Exercise goal: Look through the listing below and give the number of lines that hold "this". Say nothing more.

Entries provided:

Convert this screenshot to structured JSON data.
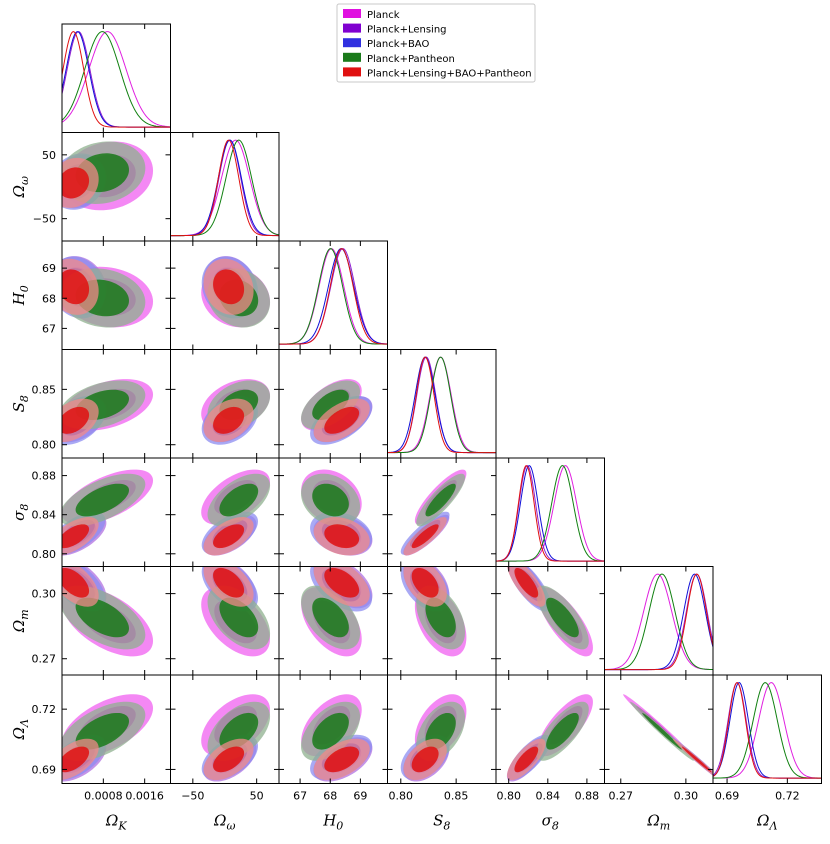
{
  "chart_data": {
    "type": "triangle",
    "title": "",
    "parameters": [
      {
        "id": "OmegaK",
        "label_base": "Ω",
        "label_sub": "K",
        "range": [
          0.0,
          0.0021
        ],
        "ticks": [
          0.0008,
          0.0016
        ],
        "tick_labels": [
          "0.0008",
          "0.0016"
        ]
      },
      {
        "id": "Omegaw",
        "label_base": "Ω",
        "label_sub": "ω",
        "range": [
          -85,
          85
        ],
        "ticks": [
          -50,
          50
        ],
        "tick_labels": [
          "−50",
          "50"
        ]
      },
      {
        "id": "H0",
        "label_base": "H",
        "label_sub": "0",
        "range": [
          66.3,
          69.9
        ],
        "ticks": [
          67,
          68,
          69
        ],
        "tick_labels": [
          "67",
          "68",
          "69"
        ]
      },
      {
        "id": "S8",
        "label_base": "S",
        "label_sub": "8",
        "range": [
          0.788,
          0.886
        ],
        "ticks": [
          0.8,
          0.85
        ],
        "tick_labels": [
          "0.80",
          "0.85"
        ]
      },
      {
        "id": "sigma8",
        "label_base": "σ",
        "label_sub": "8",
        "range": [
          0.787,
          0.898
        ],
        "ticks": [
          0.8,
          0.84,
          0.88
        ],
        "tick_labels": [
          "0.80",
          "0.84",
          "0.88"
        ]
      },
      {
        "id": "Omegam",
        "label_base": "Ω",
        "label_sub": "m",
        "range": [
          0.2625,
          0.3125
        ],
        "ticks": [
          0.27,
          0.3
        ],
        "tick_labels": [
          "0.27",
          "0.30"
        ]
      },
      {
        "id": "OmegaL",
        "label_base": "Ω",
        "label_sub": "Λ",
        "range": [
          0.683,
          0.737
        ],
        "ticks": [
          0.69,
          0.72
        ],
        "tick_labels": [
          "0.69",
          "0.72"
        ]
      }
    ],
    "series": [
      {
        "name": "Planck",
        "line_color": "#e020e0",
        "fill_inner": "#e010e0",
        "fill_outer": "#f060f0",
        "means": [
          0.00088,
          17,
          68.04,
          0.836,
          0.858,
          0.287,
          0.712
        ],
        "sigmas": [
          0.00036,
          22,
          0.41,
          0.0095,
          0.0115,
          0.0065,
          0.0063
        ]
      },
      {
        "name": "Planck+Lensing",
        "line_color": "#9020d0",
        "fill_inner": "#8000d0",
        "fill_outer": "#b070e0",
        "means": [
          0.00032,
          8,
          68.42,
          0.823,
          0.819,
          0.305,
          0.695
        ],
        "sigmas": [
          0.00022,
          17,
          0.4,
          0.0085,
          0.0085,
          0.0048,
          0.0045
        ]
      },
      {
        "name": "Planck+BAO",
        "line_color": "#1010d8",
        "fill_inner": "#3030e0",
        "fill_outer": "#8c8cf0",
        "means": [
          0.0003,
          8,
          68.36,
          0.822,
          0.821,
          0.304,
          0.696
        ],
        "sigmas": [
          0.00022,
          18,
          0.42,
          0.009,
          0.009,
          0.005,
          0.0046
        ]
      },
      {
        "name": "Planck+Pantheon",
        "line_color": "#108010",
        "fill_inner": "#1a7a1a",
        "fill_outer": "#8fb08f",
        "means": [
          0.00078,
          22,
          68.01,
          0.836,
          0.855,
          0.289,
          0.709
        ],
        "sigmas": [
          0.00034,
          20,
          0.4,
          0.009,
          0.011,
          0.006,
          0.006
        ]
      },
      {
        "name": "Planck+Lensing+BAO+Pantheon",
        "line_color": "#e01010",
        "fill_inner": "#e01010",
        "fill_outer": "#f08a8a",
        "means": [
          0.00022,
          6,
          68.38,
          0.822,
          0.818,
          0.305,
          0.695
        ],
        "sigmas": [
          0.0002,
          16,
          0.38,
          0.008,
          0.008,
          0.0045,
          0.0042
        ]
      }
    ],
    "correlations": {
      "1,0": 0.15,
      "2,0": -0.15,
      "2,1": -0.15,
      "3,0": 0.4,
      "3,1": 0.35,
      "3,2": 0.55,
      "4,0": 0.6,
      "4,1": 0.55,
      "4,2": -0.25,
      "4,3": 0.85,
      "5,0": -0.55,
      "5,1": -0.5,
      "5,2": -0.5,
      "5,3": -0.45,
      "5,4": -0.75,
      "6,0": 0.55,
      "6,1": 0.5,
      "6,2": 0.5,
      "6,3": 0.45,
      "6,4": 0.75,
      "6,5": -0.99
    },
    "legend": {
      "position": "top-right",
      "entries": [
        "Planck",
        "Planck+Lensing",
        "Planck+BAO",
        "Planck+Pantheon",
        "Planck+Lensing+BAO+Pantheon"
      ]
    }
  }
}
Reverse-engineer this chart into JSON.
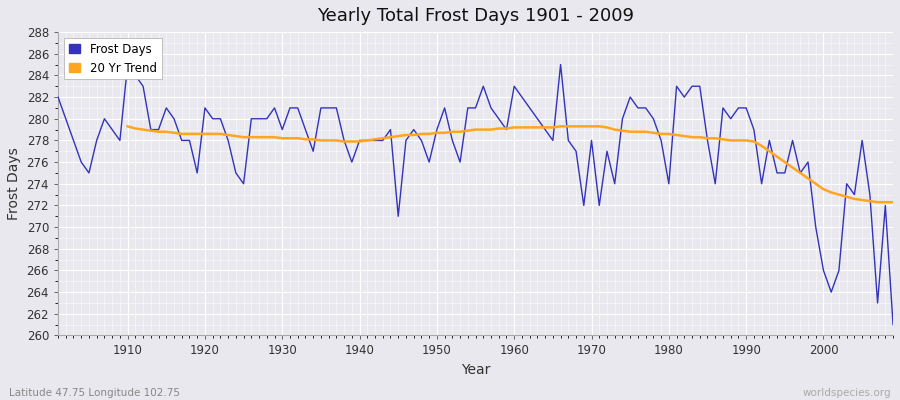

Exercise answer: 2